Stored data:
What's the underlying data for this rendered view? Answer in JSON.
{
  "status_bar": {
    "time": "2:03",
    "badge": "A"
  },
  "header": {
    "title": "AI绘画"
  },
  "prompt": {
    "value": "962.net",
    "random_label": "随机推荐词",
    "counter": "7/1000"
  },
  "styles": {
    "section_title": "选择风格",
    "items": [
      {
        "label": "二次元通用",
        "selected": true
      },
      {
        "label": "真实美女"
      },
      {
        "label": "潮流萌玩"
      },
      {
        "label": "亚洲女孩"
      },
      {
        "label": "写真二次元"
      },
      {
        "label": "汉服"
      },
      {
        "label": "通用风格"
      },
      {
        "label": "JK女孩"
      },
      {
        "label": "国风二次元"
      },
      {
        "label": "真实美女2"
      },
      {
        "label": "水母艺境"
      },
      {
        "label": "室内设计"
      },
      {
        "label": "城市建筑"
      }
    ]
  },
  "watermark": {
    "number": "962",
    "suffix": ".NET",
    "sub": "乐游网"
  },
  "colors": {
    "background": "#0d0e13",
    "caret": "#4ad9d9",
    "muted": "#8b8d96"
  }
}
--
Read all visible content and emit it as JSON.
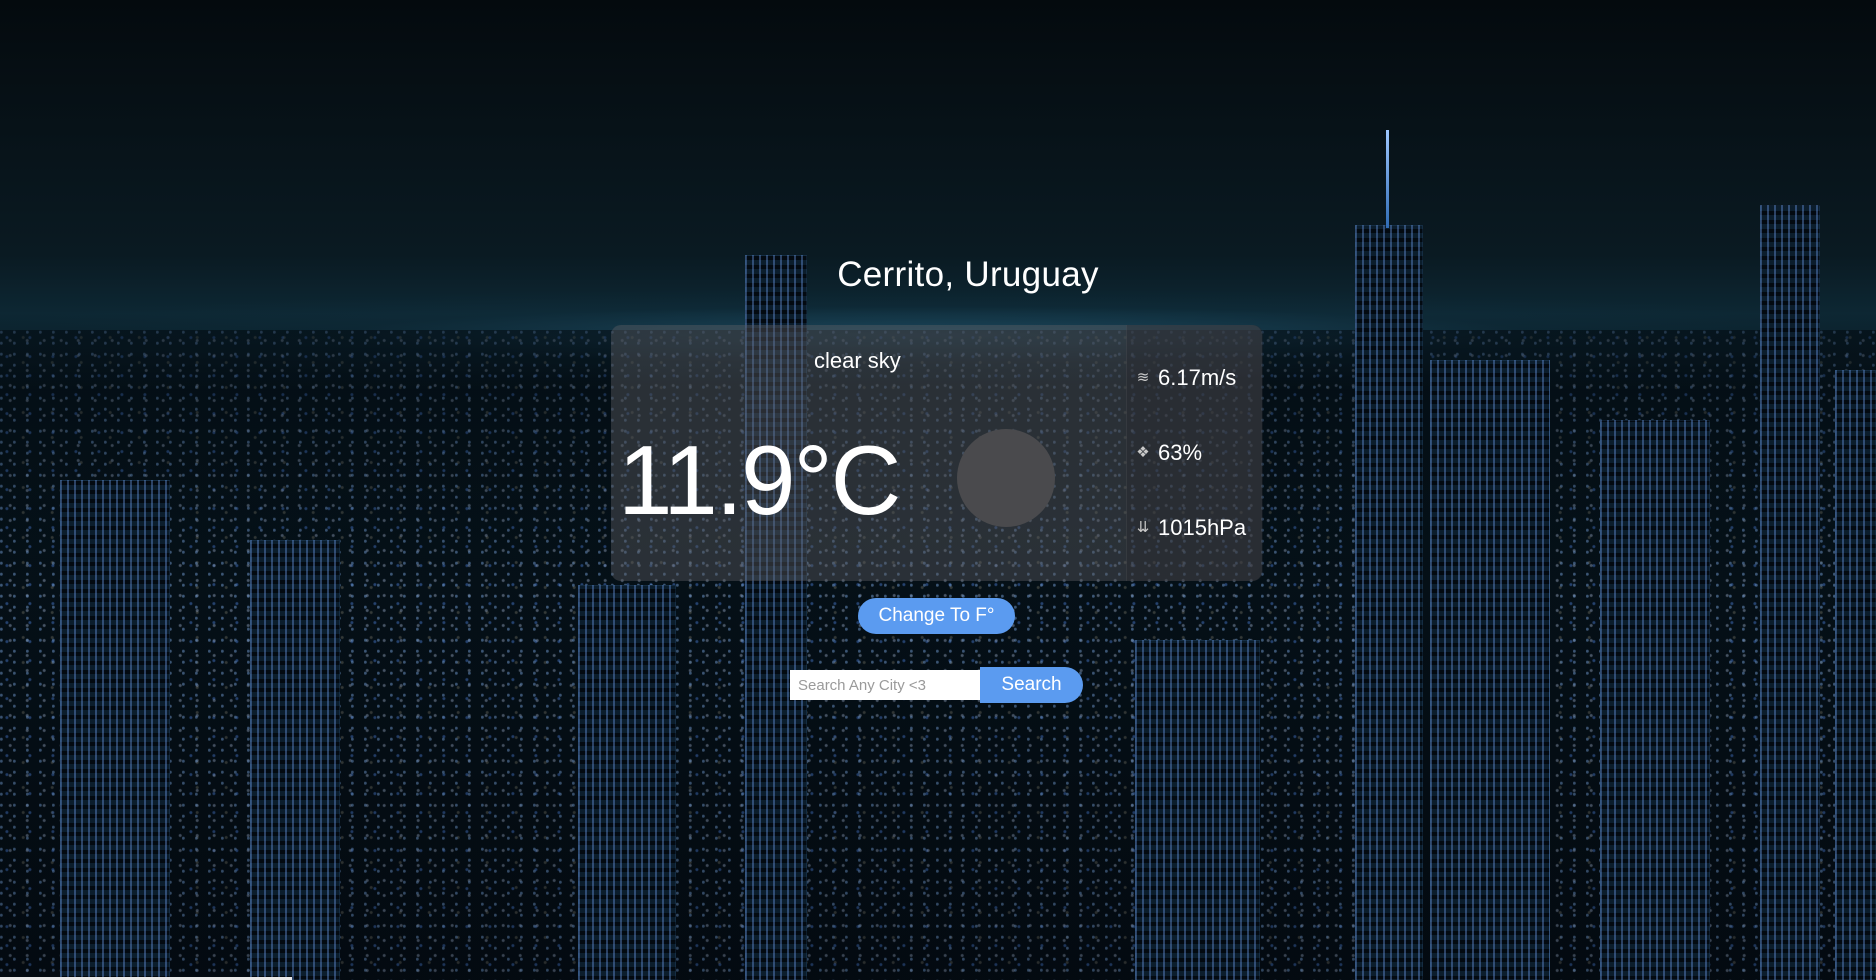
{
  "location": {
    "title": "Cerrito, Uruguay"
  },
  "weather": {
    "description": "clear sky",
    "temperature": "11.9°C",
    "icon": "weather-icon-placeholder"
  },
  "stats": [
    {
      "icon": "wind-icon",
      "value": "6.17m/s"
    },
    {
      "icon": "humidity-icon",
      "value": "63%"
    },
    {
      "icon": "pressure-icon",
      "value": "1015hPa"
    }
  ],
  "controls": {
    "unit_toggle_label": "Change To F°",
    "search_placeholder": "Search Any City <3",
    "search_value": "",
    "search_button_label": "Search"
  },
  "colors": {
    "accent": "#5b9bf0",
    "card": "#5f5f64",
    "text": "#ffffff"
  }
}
---
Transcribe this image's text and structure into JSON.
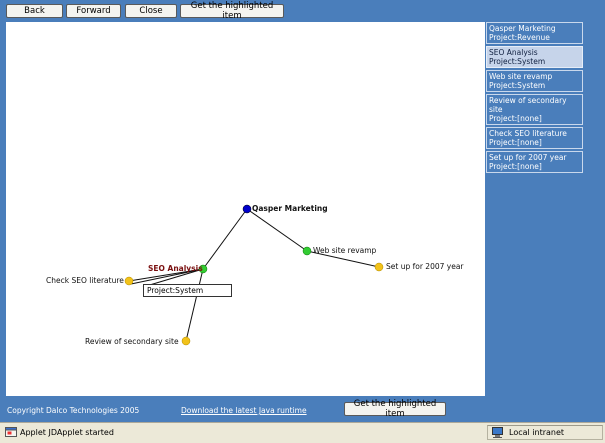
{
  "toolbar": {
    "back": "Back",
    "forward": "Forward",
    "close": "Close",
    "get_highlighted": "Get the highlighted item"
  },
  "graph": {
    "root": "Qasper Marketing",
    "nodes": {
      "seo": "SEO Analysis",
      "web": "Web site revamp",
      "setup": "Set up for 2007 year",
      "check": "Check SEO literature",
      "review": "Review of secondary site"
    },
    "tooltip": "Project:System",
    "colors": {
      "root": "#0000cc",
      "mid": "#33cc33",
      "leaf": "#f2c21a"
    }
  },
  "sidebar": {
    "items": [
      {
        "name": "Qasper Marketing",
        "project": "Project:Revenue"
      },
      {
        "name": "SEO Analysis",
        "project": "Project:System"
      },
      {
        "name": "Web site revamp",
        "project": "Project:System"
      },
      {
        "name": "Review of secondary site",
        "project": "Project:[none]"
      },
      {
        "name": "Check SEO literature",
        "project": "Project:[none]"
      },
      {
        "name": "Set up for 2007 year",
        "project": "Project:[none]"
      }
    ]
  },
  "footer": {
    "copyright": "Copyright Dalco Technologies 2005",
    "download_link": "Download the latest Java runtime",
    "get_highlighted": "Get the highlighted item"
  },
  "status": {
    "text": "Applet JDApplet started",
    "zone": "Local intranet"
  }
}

** TO BE DONE **
Pick each line holding the word "site" out of the data and copy it.

** ANSWER TO THE TASK **
      "web": "Web site revamp",
      "review": "Review of secondary site"
        "name": "Web site revamp",
        "name": "Review of secondary site",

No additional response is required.